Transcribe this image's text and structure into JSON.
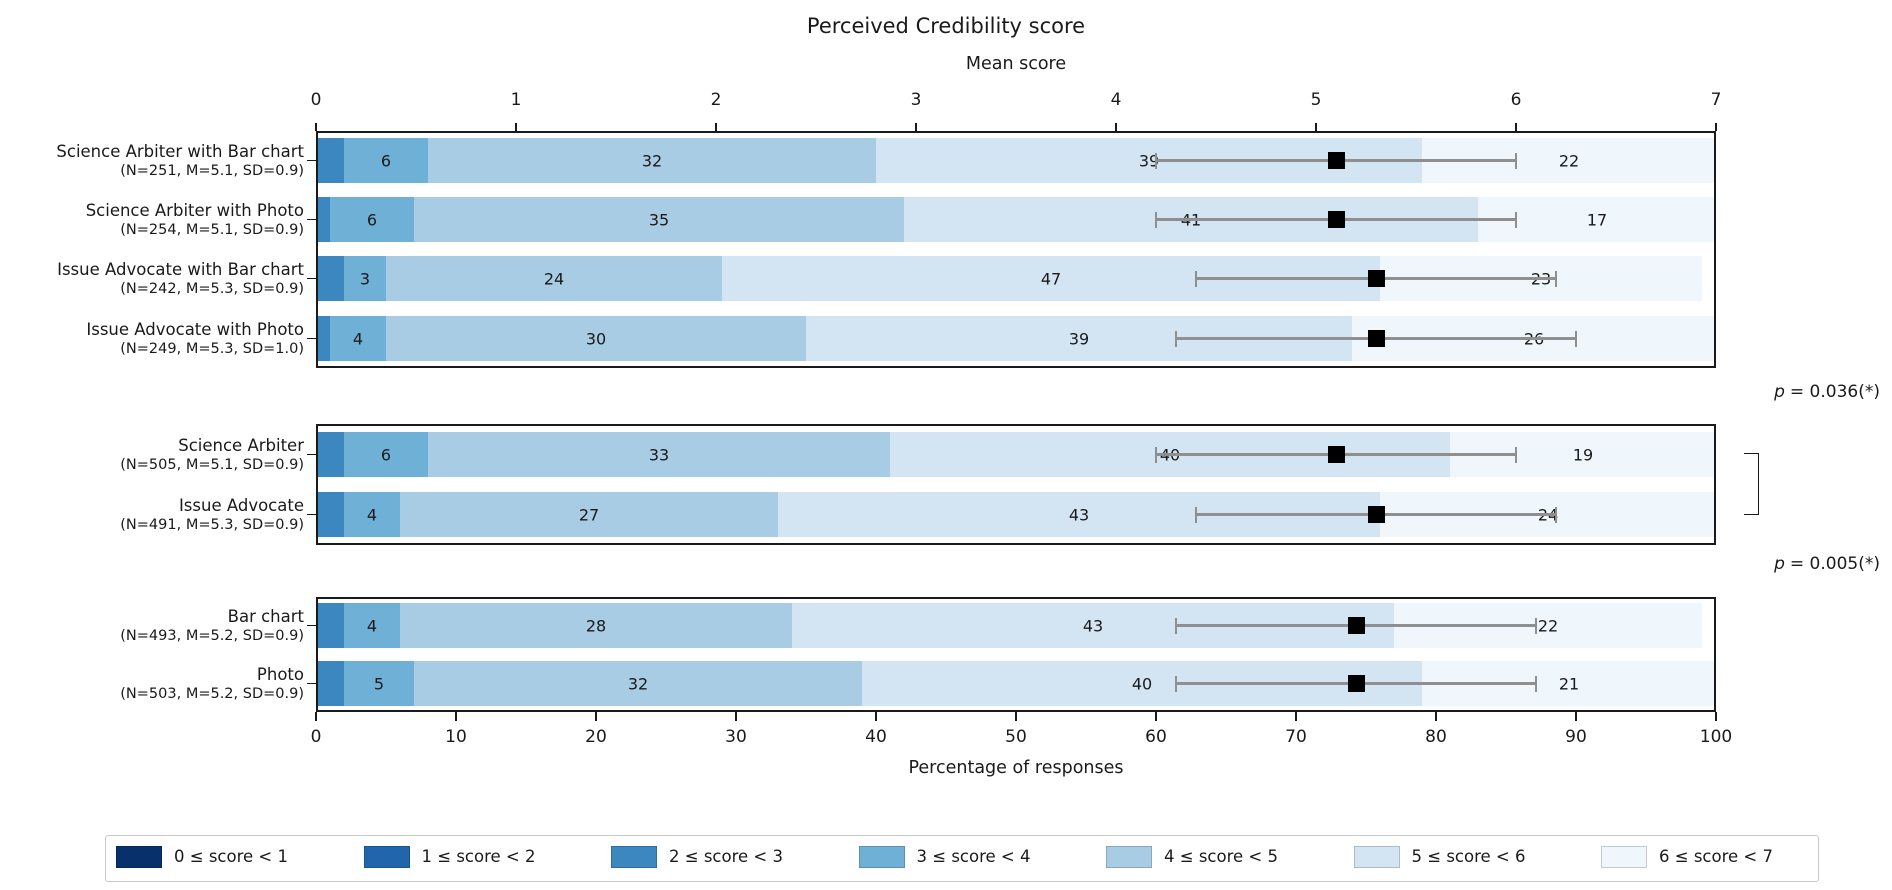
{
  "title": "Perceived Credibility score",
  "chart_data": {
    "type": "bar",
    "stacked": true,
    "orientation": "horizontal",
    "title": "Perceived Credibility score",
    "score_axis": {
      "label": "Mean score",
      "min": 0,
      "max": 7,
      "ticks": [
        0,
        1,
        2,
        3,
        4,
        5,
        6,
        7
      ],
      "position": "top"
    },
    "percent_axis": {
      "label": "Percentage of responses",
      "min": 0,
      "max": 100,
      "ticks": [
        0,
        10,
        20,
        30,
        40,
        50,
        60,
        70,
        80,
        90,
        100
      ],
      "position": "bottom"
    },
    "bins": [
      {
        "label": "0 ≤ score < 1",
        "color": "#08306b"
      },
      {
        "label": "1 ≤ score < 2",
        "color": "#2166ac"
      },
      {
        "label": "2 ≤ score < 3",
        "color": "#3c87c0"
      },
      {
        "label": "3 ≤ score < 4",
        "color": "#6fb0d6"
      },
      {
        "label": "4 ≤ score < 5",
        "color": "#a8cce4"
      },
      {
        "label": "5 ≤ score < 6",
        "color": "#d3e4f3"
      },
      {
        "label": "6 ≤ score < 7",
        "color": "#eff6fc"
      }
    ],
    "panels": [
      {
        "rows": [
          {
            "label": "Science Arbiter with Bar chart",
            "sublabel": "(N=251, M=5.1, SD=0.9)",
            "n": 251,
            "mean": 5.1,
            "sd": 0.9,
            "percentages": [
              0,
              0,
              2,
              6,
              32,
              39,
              22
            ]
          },
          {
            "label": "Science Arbiter with Photo",
            "sublabel": "(N=254, M=5.1, SD=0.9)",
            "n": 254,
            "mean": 5.1,
            "sd": 0.9,
            "percentages": [
              0,
              0,
              1,
              6,
              35,
              41,
              17
            ]
          },
          {
            "label": "Issue Advocate with Bar chart",
            "sublabel": "(N=242, M=5.3, SD=0.9)",
            "n": 242,
            "mean": 5.3,
            "sd": 0.9,
            "percentages": [
              0,
              0,
              2,
              3,
              24,
              47,
              23
            ]
          },
          {
            "label": "Issue Advocate with Photo",
            "sublabel": "(N=249, M=5.3, SD=1.0)",
            "n": 249,
            "mean": 5.3,
            "sd": 1.0,
            "percentages": [
              0,
              0,
              1,
              4,
              30,
              39,
              26
            ]
          }
        ]
      },
      {
        "rows": [
          {
            "label": "Science Arbiter",
            "sublabel": "(N=505, M=5.1, SD=0.9)",
            "n": 505,
            "mean": 5.1,
            "sd": 0.9,
            "percentages": [
              0,
              0,
              2,
              6,
              33,
              40,
              19
            ]
          },
          {
            "label": "Issue Advocate",
            "sublabel": "(N=491, M=5.3, SD=0.9)",
            "n": 491,
            "mean": 5.3,
            "sd": 0.9,
            "percentages": [
              0,
              0,
              2,
              4,
              27,
              43,
              24
            ]
          }
        ]
      },
      {
        "rows": [
          {
            "label": "Bar chart",
            "sublabel": "(N=493, M=5.2, SD=0.9)",
            "n": 493,
            "mean": 5.2,
            "sd": 0.9,
            "percentages": [
              0,
              0,
              2,
              4,
              28,
              43,
              22
            ]
          },
          {
            "label": "Photo",
            "sublabel": "(N=503, M=5.2, SD=0.9)",
            "n": 503,
            "mean": 5.2,
            "sd": 0.9,
            "percentages": [
              0,
              0,
              2,
              5,
              32,
              40,
              21
            ]
          }
        ]
      }
    ],
    "annotations": [
      {
        "symbol": "p",
        "text": "= 0.036(*)"
      },
      {
        "symbol": "p",
        "text": "= 0.005(*)"
      }
    ]
  },
  "colors": {
    "error_bar": "#8f8f8f",
    "mean_marker": "#000000",
    "panel_border": "#1a1a1a",
    "text": "#1a1a1a",
    "legend_border": "#c9c9c9"
  }
}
────
WRITTEN PROBLEM -
The listing above must be printed again exactly, minus its pictures.

OUTPUT OF THE TASK -
Transcribe this image's text and structure into JSON.
{
  "title": "Perceived Credibility score",
  "chart_data": {
    "type": "bar",
    "stacked": true,
    "orientation": "horizontal",
    "title": "Perceived Credibility score",
    "score_axis": {
      "label": "Mean score",
      "min": 0,
      "max": 7,
      "ticks": [
        0,
        1,
        2,
        3,
        4,
        5,
        6,
        7
      ],
      "position": "top"
    },
    "percent_axis": {
      "label": "Percentage of responses",
      "min": 0,
      "max": 100,
      "ticks": [
        0,
        10,
        20,
        30,
        40,
        50,
        60,
        70,
        80,
        90,
        100
      ],
      "position": "bottom"
    },
    "bins": [
      {
        "label": "0 ≤ score < 1",
        "color": "#08306b"
      },
      {
        "label": "1 ≤ score < 2",
        "color": "#2166ac"
      },
      {
        "label": "2 ≤ score < 3",
        "color": "#3c87c0"
      },
      {
        "label": "3 ≤ score < 4",
        "color": "#6fb0d6"
      },
      {
        "label": "4 ≤ score < 5",
        "color": "#a8cce4"
      },
      {
        "label": "5 ≤ score < 6",
        "color": "#d3e4f3"
      },
      {
        "label": "6 ≤ score < 7",
        "color": "#eff6fc"
      }
    ],
    "panels": [
      {
        "rows": [
          {
            "label": "Science Arbiter with Bar chart",
            "sublabel": "(N=251, M=5.1, SD=0.9)",
            "n": 251,
            "mean": 5.1,
            "sd": 0.9,
            "percentages": [
              0,
              0,
              2,
              6,
              32,
              39,
              22
            ]
          },
          {
            "label": "Science Arbiter with Photo",
            "sublabel": "(N=254, M=5.1, SD=0.9)",
            "n": 254,
            "mean": 5.1,
            "sd": 0.9,
            "percentages": [
              0,
              0,
              1,
              6,
              35,
              41,
              17
            ]
          },
          {
            "label": "Issue Advocate with Bar chart",
            "sublabel": "(N=242, M=5.3, SD=0.9)",
            "n": 242,
            "mean": 5.3,
            "sd": 0.9,
            "percentages": [
              0,
              0,
              2,
              3,
              24,
              47,
              23
            ]
          },
          {
            "label": "Issue Advocate with Photo",
            "sublabel": "(N=249, M=5.3, SD=1.0)",
            "n": 249,
            "mean": 5.3,
            "sd": 1.0,
            "percentages": [
              0,
              0,
              1,
              4,
              30,
              39,
              26
            ]
          }
        ]
      },
      {
        "rows": [
          {
            "label": "Science Arbiter",
            "sublabel": "(N=505, M=5.1, SD=0.9)",
            "n": 505,
            "mean": 5.1,
            "sd": 0.9,
            "percentages": [
              0,
              0,
              2,
              6,
              33,
              40,
              19
            ]
          },
          {
            "label": "Issue Advocate",
            "sublabel": "(N=491, M=5.3, SD=0.9)",
            "n": 491,
            "mean": 5.3,
            "sd": 0.9,
            "percentages": [
              0,
              0,
              2,
              4,
              27,
              43,
              24
            ]
          }
        ]
      },
      {
        "rows": [
          {
            "label": "Bar chart",
            "sublabel": "(N=493, M=5.2, SD=0.9)",
            "n": 493,
            "mean": 5.2,
            "sd": 0.9,
            "percentages": [
              0,
              0,
              2,
              4,
              28,
              43,
              22
            ]
          },
          {
            "label": "Photo",
            "sublabel": "(N=503, M=5.2, SD=0.9)",
            "n": 503,
            "mean": 5.2,
            "sd": 0.9,
            "percentages": [
              0,
              0,
              2,
              5,
              32,
              40,
              21
            ]
          }
        ]
      }
    ],
    "annotations": [
      {
        "symbol": "p",
        "text": "= 0.036(*)"
      },
      {
        "symbol": "p",
        "text": "= 0.005(*)"
      }
    ]
  },
  "colors": {
    "error_bar": "#8f8f8f",
    "mean_marker": "#000000",
    "panel_border": "#1a1a1a",
    "text": "#1a1a1a",
    "legend_border": "#c9c9c9"
  }
}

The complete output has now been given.